#### [TAREFA PROPOSTA A]
Renomeie "cloud-bar" para "barra-nuvem" nas linhas dos registros que vão da linha com "chart-title: Temperatura em" até a linha com "cloud-bar — [808, 590, 815, 671]", incluídas ambas. Reproduza apenas essas linhas e não altere mais nada.

-.-.-

Seminário reúne representantes de governos e empresas
A outorga do direito de uso dos recursos hídricos e
a cobrança pela utilização da água foram os principais assuntos em
discussão no segundo dia do Seminário Legislativo "Águas de Minas
II", nesta terça-feira (2/7/2002), no Plenário da Assembléia
Legislativa de Minas Gerais. A mesa de debates reuniu integrantes de
órgãos técnicos, que defendem a cobrança, e representantes de
entidades classistas de grandes consumidores, que terão de pagar
pelo uso da água.
A cobrança pelo uso da água está prevista na Lei
Federal 9.433/97, que instituiu a Política Nacional de Recursos
Hídricos e criou o Sistema Nacional de Gerenciamento das Águas. Esse
sistema é composto por comitês de bacias, agências de águas,
conselhos estaduais e nacional de recursos hídricos e Agência
Nacional das Águas (ANA). De acordo com essa lei, cada bacia
hidrográfica tem que criar um comitê, com a participação de
governos, grandes usuários e representantes da sociedade.

-.-.-

#### [TAREFA PROPOSTA B]
Reproduza fielmente a parte do texto sobre o seminário das águas que começa em "Seminário reúne representantes" e segue até "uso da água.".

#### [MATERIAL FORNECIDO]
-.-.-

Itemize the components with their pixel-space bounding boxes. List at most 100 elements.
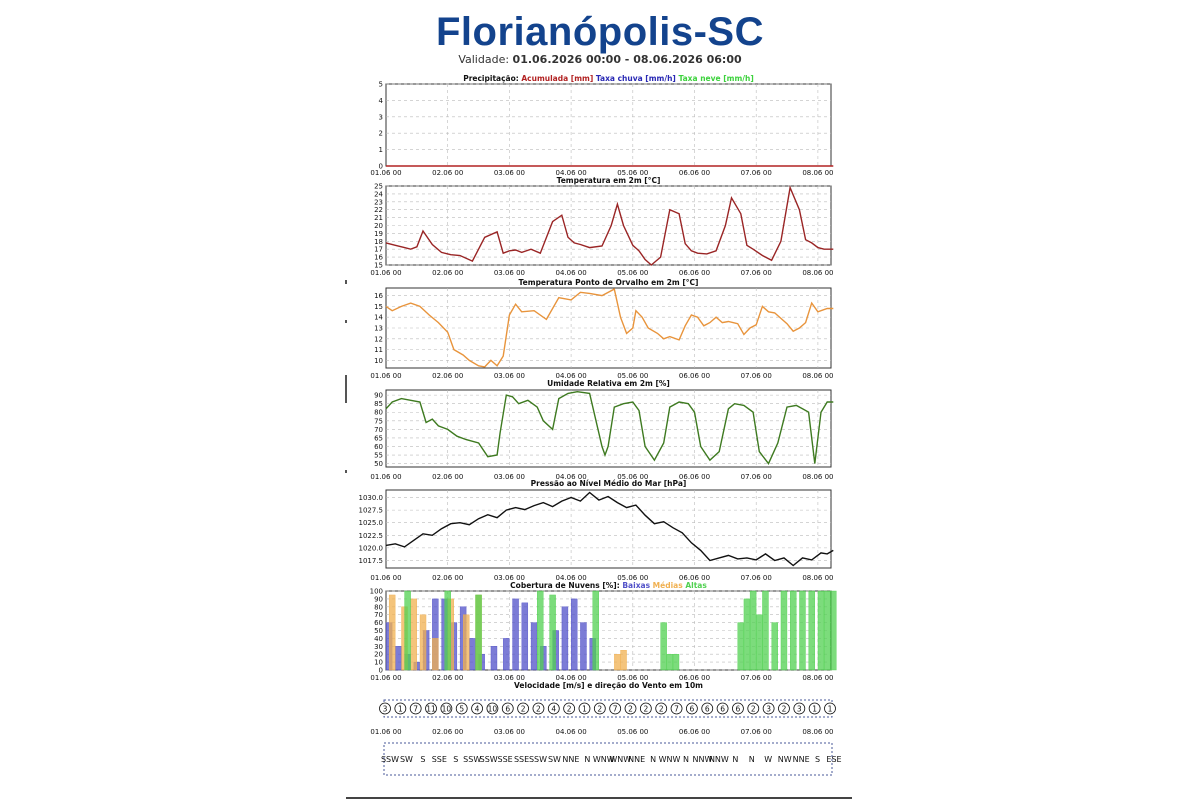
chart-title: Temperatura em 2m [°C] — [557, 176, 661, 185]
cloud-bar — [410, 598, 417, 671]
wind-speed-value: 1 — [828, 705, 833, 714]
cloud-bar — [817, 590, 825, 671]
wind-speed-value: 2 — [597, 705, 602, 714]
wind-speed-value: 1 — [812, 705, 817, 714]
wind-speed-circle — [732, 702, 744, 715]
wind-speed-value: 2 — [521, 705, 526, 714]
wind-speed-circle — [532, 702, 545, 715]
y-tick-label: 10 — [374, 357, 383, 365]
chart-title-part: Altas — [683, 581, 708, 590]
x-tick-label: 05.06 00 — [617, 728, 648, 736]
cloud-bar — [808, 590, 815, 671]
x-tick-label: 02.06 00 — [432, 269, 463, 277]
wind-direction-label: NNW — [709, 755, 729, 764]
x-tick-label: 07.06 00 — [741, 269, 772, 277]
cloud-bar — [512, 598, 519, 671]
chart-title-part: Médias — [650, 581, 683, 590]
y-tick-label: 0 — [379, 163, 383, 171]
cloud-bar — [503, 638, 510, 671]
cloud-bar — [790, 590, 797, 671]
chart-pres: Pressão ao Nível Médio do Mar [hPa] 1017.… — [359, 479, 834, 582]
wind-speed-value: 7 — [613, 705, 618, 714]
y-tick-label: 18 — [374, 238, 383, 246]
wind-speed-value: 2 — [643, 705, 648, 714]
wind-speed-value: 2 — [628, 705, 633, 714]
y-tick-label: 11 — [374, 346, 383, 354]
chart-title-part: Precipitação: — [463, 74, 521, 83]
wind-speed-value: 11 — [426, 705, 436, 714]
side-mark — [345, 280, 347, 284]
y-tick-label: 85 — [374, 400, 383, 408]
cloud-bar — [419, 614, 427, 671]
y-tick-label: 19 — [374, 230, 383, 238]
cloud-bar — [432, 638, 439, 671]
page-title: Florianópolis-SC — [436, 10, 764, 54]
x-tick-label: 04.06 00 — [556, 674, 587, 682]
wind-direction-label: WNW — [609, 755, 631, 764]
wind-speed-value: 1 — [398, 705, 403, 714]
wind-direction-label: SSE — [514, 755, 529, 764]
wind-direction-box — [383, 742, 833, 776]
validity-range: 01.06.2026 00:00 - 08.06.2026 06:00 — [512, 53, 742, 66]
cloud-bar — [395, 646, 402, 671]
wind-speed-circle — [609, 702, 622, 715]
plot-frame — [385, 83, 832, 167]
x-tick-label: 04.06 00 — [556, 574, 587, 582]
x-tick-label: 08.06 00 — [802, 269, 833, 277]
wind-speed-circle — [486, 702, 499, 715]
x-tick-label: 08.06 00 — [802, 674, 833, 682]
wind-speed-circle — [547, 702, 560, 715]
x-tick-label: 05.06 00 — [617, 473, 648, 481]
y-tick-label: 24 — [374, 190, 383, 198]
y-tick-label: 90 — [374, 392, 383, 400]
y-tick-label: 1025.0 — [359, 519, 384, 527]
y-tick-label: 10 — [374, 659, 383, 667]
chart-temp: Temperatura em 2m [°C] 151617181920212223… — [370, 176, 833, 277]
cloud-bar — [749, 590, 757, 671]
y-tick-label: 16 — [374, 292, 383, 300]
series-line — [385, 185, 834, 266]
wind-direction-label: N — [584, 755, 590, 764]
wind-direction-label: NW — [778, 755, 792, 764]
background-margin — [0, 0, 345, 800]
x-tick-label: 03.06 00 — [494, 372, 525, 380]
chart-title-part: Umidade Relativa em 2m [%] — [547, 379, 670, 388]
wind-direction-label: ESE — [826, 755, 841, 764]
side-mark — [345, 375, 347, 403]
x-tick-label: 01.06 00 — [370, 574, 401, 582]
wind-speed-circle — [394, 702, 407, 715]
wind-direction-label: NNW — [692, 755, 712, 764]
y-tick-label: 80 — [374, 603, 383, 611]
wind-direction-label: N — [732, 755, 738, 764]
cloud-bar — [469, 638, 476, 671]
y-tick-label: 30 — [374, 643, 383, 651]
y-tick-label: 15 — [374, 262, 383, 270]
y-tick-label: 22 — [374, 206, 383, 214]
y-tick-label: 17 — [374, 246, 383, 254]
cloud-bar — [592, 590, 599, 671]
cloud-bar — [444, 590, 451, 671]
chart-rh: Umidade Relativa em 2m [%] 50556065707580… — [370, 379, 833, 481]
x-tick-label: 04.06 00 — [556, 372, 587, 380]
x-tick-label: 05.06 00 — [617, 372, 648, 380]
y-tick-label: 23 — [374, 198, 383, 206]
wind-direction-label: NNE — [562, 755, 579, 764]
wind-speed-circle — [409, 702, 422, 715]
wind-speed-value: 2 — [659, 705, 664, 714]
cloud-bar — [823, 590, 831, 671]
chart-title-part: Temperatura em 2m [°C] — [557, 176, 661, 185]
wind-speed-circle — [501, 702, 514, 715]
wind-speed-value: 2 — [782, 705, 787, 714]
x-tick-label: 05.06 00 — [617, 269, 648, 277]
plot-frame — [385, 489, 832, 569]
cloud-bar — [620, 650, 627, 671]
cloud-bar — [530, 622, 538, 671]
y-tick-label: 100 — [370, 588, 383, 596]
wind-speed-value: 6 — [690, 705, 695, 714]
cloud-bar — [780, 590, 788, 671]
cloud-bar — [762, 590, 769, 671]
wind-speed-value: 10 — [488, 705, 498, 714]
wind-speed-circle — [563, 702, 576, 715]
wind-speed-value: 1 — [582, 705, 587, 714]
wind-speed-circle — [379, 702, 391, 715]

-.-.-

#### [RESPOSTA ESPERADA A]
chart-title: Temperatura em 2m [°C] — [557, 176, 661, 185]
barra-nuvem — [410, 598, 417, 671]
wind-speed-value: 1 — [828, 705, 833, 714]
barra-nuvem — [817, 590, 825, 671]
wind-speed-value: 2 — [597, 705, 602, 714]
wind-speed-value: 1 — [812, 705, 817, 714]
wind-speed-circle — [732, 702, 744, 715]
wind-speed-value: 2 — [521, 705, 526, 714]
wind-speed-circle — [532, 702, 545, 715]
y-tick-label: 10 — [374, 357, 383, 365]
chart-title-part: Altas — [683, 581, 708, 590]
x-tick-label: 05.06 00 — [617, 728, 648, 736]
barra-nuvem — [808, 590, 815, 671]

#### [RESPOSTA ESPERADA B]
Seminário reúne representantes de governos e empresas
A outorga do direito de uso dos recursos hídricos e
a cobrança pela utilização da água foram os principais assuntos em
discussão no segundo dia do Seminário Legislativo "Águas de Minas
II", nesta terça-feira (2/7/2002), no Plenário da Assembléia
Legislativa de Minas Gerais. A mesa de debates reuniu integrantes de
órgãos técnicos, que defendem a cobrança, e representantes de
entidades classistas de grandes consumidores, que terão de pagar
pelo uso da água.